● **REQUIRED TASK**
Check each line of the material below for "fullscreen", then copy the ones that contain it.

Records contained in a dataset
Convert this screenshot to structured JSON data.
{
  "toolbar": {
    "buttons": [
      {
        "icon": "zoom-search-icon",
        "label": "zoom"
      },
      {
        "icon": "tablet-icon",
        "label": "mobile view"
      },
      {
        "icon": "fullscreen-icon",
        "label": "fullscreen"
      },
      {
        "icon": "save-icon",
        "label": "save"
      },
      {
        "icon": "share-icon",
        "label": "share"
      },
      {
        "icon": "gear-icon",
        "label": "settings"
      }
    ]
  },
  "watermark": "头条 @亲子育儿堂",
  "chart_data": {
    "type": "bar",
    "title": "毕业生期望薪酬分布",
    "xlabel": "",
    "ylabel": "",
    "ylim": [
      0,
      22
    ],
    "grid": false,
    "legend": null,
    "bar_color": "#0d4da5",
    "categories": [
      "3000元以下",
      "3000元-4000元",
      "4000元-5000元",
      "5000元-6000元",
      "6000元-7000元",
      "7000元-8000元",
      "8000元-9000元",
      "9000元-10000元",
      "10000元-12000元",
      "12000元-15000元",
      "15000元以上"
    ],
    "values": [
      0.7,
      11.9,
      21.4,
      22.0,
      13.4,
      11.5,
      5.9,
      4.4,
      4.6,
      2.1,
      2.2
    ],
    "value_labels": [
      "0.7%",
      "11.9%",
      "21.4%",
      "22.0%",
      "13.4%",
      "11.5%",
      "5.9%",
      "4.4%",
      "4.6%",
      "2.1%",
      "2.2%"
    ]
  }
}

● **EXPECTED ANSWER**
        "icon": "fullscreen-icon",
        "label": "fullscreen"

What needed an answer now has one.